Given records >>

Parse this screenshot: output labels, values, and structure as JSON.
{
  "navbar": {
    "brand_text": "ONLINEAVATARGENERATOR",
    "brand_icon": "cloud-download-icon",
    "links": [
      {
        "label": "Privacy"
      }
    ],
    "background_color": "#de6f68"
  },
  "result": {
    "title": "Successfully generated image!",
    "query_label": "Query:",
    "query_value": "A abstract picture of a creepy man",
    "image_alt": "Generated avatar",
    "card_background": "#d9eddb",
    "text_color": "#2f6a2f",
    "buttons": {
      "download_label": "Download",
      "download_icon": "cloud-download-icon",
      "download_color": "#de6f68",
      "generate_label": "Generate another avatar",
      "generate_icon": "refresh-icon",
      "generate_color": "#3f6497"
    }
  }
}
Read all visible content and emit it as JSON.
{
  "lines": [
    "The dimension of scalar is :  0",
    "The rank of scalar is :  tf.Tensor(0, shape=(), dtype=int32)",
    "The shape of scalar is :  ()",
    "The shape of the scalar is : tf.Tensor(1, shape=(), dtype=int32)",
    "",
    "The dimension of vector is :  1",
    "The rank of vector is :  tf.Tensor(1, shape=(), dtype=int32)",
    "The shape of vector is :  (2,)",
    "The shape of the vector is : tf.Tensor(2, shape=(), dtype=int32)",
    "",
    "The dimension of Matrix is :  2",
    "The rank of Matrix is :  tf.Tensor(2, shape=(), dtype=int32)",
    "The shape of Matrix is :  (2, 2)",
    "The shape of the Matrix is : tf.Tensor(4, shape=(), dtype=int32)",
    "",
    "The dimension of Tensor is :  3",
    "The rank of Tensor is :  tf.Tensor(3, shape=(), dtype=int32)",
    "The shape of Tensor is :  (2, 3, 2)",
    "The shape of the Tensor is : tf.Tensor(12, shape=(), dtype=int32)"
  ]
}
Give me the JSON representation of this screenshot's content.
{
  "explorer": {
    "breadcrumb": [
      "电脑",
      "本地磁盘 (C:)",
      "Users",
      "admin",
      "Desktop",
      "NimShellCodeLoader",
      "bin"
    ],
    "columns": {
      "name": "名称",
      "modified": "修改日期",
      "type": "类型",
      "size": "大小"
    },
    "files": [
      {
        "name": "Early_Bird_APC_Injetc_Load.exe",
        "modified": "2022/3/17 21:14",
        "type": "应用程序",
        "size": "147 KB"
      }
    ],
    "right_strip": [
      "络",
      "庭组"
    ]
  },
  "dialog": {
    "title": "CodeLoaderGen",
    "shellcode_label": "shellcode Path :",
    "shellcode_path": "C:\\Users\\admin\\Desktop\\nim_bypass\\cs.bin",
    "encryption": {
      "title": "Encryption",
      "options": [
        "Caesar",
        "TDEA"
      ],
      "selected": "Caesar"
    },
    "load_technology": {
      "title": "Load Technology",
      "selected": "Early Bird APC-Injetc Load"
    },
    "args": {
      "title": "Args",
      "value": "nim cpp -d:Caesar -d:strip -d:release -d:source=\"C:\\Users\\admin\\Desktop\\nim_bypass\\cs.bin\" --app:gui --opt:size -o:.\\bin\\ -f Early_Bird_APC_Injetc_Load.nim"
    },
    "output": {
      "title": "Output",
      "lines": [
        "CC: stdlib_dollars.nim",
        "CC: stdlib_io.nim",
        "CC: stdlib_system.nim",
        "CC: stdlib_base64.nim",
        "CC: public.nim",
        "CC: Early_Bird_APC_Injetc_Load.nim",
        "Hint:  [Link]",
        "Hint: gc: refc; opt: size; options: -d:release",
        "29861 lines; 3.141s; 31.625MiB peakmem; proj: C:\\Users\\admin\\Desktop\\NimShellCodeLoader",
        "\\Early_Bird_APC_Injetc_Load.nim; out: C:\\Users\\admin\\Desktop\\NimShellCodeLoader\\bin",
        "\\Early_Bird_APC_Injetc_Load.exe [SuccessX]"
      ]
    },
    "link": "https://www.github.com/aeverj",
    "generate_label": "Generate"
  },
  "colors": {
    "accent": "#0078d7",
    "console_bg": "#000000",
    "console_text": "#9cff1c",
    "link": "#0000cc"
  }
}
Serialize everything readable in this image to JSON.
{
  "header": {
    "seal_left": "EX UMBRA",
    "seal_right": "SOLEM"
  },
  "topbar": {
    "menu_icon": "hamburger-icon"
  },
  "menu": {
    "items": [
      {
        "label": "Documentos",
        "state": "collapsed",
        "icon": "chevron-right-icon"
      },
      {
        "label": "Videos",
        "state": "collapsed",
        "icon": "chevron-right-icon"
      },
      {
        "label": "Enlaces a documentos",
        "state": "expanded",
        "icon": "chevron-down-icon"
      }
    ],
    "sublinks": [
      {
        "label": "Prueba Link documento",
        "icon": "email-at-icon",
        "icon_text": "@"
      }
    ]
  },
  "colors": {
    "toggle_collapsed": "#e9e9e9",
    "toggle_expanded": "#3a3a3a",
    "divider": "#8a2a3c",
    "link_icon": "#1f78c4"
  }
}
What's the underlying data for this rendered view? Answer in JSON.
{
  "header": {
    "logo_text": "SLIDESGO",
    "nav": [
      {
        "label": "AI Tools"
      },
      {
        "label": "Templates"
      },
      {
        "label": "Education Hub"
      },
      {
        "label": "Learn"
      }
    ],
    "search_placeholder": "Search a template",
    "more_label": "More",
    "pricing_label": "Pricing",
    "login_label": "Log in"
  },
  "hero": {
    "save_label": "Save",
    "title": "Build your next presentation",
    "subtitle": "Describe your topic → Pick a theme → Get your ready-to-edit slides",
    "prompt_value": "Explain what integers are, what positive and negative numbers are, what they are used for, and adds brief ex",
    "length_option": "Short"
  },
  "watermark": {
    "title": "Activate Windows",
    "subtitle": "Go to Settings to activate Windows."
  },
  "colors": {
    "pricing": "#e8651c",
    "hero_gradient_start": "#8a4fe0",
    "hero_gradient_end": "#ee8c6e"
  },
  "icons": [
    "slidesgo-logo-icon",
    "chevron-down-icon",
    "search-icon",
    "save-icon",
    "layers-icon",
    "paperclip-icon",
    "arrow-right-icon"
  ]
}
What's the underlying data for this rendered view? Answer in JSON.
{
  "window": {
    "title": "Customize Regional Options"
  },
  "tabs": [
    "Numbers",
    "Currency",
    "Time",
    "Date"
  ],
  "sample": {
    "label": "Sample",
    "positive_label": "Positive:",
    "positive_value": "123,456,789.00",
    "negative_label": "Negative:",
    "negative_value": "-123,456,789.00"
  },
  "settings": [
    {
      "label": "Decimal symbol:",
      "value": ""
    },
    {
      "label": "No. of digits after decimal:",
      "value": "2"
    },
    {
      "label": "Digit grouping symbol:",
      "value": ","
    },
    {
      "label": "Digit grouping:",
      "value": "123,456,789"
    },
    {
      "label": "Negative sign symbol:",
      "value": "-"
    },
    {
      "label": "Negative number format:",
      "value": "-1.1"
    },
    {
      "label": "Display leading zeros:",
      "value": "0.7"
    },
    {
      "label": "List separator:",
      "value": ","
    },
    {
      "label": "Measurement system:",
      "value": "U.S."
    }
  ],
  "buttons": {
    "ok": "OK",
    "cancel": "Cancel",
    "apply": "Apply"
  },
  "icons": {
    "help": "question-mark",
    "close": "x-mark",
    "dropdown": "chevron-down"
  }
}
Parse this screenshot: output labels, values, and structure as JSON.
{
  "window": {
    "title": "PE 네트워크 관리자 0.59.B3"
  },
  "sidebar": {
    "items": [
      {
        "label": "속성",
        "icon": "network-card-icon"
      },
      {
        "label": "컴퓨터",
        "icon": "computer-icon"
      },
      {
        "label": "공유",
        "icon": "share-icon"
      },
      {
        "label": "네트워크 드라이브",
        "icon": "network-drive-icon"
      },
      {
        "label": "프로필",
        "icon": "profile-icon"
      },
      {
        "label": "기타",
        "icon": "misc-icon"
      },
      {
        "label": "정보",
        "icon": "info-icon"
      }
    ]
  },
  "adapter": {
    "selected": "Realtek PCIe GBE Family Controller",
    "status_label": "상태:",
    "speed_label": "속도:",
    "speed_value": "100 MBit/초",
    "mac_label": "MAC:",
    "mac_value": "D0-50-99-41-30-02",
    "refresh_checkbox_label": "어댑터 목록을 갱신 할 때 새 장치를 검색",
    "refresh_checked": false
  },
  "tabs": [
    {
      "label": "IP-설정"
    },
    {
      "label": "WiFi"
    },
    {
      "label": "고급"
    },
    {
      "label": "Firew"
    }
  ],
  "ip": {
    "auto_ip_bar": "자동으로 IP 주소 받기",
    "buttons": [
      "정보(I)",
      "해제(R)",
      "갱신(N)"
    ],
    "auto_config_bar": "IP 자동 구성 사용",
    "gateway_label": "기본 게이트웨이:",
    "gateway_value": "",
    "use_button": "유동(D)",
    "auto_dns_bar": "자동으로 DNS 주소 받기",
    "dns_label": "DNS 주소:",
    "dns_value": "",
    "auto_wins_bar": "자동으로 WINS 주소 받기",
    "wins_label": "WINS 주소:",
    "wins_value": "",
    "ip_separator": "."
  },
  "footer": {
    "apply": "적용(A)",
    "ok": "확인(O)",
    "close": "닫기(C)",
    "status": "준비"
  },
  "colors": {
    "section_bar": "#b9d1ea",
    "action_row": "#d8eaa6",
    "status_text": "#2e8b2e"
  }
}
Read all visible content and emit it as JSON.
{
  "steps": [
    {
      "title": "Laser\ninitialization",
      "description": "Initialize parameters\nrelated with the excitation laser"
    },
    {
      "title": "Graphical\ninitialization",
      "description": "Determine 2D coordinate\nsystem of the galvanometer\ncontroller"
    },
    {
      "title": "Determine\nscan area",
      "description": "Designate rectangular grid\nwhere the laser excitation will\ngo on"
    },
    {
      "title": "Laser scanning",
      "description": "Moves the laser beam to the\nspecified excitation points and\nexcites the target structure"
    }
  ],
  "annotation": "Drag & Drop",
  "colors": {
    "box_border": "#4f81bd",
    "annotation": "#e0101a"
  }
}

Set exercise >> Go through the material and select each line with the string "grouping" in it.

Problem solution >>
      "label": "Digit grouping symbol:",
      "label": "Digit grouping:",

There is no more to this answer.